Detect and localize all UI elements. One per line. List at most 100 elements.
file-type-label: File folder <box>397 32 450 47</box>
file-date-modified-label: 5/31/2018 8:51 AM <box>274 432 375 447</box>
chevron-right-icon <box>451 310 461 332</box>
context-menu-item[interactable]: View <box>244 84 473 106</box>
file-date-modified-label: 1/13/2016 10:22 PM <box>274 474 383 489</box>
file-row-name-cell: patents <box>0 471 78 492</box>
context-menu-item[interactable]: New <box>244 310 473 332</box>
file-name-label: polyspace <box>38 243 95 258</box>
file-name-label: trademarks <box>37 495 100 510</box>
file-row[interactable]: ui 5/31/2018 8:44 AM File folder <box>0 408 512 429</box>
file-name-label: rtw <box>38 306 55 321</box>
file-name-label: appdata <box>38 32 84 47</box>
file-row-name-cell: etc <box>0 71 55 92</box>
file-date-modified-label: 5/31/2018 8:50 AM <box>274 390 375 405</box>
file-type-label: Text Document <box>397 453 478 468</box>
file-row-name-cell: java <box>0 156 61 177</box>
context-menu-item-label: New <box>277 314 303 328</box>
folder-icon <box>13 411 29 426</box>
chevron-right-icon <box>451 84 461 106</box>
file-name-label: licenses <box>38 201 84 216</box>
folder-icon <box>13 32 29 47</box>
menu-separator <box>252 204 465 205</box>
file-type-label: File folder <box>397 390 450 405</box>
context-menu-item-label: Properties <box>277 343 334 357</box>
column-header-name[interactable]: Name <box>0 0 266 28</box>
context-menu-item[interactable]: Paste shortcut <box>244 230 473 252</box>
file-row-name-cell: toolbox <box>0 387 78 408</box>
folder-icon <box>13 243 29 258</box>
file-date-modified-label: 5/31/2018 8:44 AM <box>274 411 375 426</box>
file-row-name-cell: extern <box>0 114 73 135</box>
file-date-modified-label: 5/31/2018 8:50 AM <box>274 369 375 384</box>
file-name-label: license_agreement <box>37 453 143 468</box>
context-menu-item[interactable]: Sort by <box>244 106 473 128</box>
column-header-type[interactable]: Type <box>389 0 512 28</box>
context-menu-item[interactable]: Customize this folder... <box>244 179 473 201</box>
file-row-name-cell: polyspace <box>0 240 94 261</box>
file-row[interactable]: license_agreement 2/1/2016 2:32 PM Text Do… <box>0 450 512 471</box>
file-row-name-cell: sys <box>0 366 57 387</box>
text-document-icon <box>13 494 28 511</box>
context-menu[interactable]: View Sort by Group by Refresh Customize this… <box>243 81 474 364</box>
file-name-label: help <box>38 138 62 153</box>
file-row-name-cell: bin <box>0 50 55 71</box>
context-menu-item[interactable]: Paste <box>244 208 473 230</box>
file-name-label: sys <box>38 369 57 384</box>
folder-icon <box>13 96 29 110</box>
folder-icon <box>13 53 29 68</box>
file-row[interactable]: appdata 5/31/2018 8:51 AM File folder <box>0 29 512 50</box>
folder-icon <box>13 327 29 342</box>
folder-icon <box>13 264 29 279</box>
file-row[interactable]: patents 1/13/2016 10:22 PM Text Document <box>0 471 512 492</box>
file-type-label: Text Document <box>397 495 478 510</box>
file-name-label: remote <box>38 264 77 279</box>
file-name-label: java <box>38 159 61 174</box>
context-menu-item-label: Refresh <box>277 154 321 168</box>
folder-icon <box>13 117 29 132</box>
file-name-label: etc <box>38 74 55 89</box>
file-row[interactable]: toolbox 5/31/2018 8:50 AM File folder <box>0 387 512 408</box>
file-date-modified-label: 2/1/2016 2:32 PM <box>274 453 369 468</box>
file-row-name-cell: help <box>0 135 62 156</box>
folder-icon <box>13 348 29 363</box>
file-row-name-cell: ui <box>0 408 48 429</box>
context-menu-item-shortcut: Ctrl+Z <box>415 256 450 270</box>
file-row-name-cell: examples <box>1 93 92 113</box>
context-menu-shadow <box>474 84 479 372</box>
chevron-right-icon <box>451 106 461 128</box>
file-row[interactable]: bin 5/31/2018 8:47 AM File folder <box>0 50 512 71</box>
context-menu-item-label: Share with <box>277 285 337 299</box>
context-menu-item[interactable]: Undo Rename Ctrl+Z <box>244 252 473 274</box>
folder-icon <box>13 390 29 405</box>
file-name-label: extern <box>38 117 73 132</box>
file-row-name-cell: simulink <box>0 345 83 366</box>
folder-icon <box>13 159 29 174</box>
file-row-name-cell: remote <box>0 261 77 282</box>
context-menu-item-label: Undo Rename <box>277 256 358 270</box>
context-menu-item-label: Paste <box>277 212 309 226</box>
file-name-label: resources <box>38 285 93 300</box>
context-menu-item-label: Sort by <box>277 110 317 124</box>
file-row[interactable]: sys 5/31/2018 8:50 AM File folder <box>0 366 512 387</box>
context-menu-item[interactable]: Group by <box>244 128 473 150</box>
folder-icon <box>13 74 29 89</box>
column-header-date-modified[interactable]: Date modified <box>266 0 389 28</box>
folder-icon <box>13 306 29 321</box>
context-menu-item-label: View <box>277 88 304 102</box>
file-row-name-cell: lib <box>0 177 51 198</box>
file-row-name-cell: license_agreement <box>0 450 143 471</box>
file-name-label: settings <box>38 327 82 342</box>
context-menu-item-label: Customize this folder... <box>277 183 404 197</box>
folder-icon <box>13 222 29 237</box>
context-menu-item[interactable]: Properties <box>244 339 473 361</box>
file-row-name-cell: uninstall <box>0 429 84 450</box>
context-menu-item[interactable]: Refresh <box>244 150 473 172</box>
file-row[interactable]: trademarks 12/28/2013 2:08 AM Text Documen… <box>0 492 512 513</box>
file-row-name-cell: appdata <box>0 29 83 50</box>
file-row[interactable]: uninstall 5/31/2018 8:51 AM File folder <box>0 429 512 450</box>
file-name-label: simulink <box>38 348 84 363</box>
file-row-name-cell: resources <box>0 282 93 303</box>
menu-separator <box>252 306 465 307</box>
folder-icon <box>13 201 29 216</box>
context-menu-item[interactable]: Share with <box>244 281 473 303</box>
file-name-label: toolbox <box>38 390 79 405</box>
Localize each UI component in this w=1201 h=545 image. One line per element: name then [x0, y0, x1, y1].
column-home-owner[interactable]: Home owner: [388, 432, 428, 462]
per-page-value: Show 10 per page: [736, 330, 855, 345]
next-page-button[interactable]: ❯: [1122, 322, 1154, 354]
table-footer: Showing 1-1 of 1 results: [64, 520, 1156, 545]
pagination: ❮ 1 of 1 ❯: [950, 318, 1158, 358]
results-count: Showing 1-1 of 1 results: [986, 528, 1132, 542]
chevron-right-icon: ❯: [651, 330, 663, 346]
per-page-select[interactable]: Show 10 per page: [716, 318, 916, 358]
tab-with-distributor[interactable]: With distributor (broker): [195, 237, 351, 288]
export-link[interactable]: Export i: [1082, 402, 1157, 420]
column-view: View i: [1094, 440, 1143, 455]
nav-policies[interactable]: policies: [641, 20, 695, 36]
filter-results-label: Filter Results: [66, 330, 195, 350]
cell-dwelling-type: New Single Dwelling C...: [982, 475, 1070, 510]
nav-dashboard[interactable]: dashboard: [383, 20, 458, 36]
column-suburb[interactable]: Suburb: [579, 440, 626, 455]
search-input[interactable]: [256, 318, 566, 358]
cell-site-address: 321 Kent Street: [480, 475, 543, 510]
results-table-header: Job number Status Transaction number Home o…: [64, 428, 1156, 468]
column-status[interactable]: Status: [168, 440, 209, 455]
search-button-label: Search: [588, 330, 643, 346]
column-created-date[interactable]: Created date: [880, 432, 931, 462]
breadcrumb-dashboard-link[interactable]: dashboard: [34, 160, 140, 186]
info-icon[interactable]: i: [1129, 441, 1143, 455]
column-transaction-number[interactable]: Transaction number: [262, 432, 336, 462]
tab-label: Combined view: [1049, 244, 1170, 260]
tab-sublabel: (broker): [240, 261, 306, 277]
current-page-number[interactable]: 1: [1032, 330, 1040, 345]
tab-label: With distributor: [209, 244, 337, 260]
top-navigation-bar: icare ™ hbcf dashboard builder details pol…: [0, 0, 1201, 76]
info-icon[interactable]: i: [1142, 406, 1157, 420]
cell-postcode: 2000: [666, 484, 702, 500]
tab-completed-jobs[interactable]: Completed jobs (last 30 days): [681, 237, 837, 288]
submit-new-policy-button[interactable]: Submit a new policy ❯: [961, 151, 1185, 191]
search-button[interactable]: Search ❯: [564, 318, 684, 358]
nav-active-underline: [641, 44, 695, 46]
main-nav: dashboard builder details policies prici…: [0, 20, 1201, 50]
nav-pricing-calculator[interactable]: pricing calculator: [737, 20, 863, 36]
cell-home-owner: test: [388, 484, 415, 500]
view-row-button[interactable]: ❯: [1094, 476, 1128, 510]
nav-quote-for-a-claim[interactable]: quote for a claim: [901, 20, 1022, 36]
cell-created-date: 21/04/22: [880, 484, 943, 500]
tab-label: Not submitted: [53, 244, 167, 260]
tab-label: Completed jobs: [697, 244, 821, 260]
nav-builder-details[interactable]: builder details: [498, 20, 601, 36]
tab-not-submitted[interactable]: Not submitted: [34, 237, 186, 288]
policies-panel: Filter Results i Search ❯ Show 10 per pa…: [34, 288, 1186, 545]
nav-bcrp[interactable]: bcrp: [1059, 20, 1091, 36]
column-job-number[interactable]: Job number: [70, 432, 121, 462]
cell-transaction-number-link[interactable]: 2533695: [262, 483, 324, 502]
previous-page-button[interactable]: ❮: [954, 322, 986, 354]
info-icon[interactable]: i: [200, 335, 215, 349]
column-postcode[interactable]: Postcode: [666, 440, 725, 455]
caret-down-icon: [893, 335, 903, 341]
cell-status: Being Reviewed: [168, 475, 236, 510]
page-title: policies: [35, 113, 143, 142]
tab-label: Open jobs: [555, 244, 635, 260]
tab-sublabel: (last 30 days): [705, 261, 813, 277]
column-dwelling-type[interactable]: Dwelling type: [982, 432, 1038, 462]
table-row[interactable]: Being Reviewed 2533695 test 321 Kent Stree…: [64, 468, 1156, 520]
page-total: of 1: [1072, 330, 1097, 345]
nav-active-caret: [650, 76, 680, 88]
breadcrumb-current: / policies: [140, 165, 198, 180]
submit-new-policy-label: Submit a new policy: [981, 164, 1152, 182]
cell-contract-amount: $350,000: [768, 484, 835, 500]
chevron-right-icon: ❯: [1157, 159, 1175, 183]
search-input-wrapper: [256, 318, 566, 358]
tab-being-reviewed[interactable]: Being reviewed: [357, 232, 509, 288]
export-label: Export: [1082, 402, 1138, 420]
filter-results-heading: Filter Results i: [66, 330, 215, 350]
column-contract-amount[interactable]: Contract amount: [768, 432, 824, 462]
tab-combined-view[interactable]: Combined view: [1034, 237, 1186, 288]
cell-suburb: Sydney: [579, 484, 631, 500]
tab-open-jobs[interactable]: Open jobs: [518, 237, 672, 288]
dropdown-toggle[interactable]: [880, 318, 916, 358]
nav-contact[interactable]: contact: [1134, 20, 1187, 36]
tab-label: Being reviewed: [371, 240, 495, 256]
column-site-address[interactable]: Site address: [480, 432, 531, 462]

Set problem:
Reproduce verbatim the lines of the records from the very first line through the line containing "file-name-label: polyspace <box>38", including both of these lines.

Solved problem:
Detect and localize all UI elements. One per line. List at most 100 elements.
file-type-label: File folder <box>397 32 450 47</box>
file-date-modified-label: 5/31/2018 8:51 AM <box>274 432 375 447</box>
chevron-right-icon <box>451 310 461 332</box>
context-menu-item[interactable]: View <box>244 84 473 106</box>
file-date-modified-label: 1/13/2016 10:22 PM <box>274 474 383 489</box>
file-row-name-cell: patents <box>0 471 78 492</box>
context-menu-item[interactable]: New <box>244 310 473 332</box>
file-name-label: polyspace <box>38 243 95 258</box>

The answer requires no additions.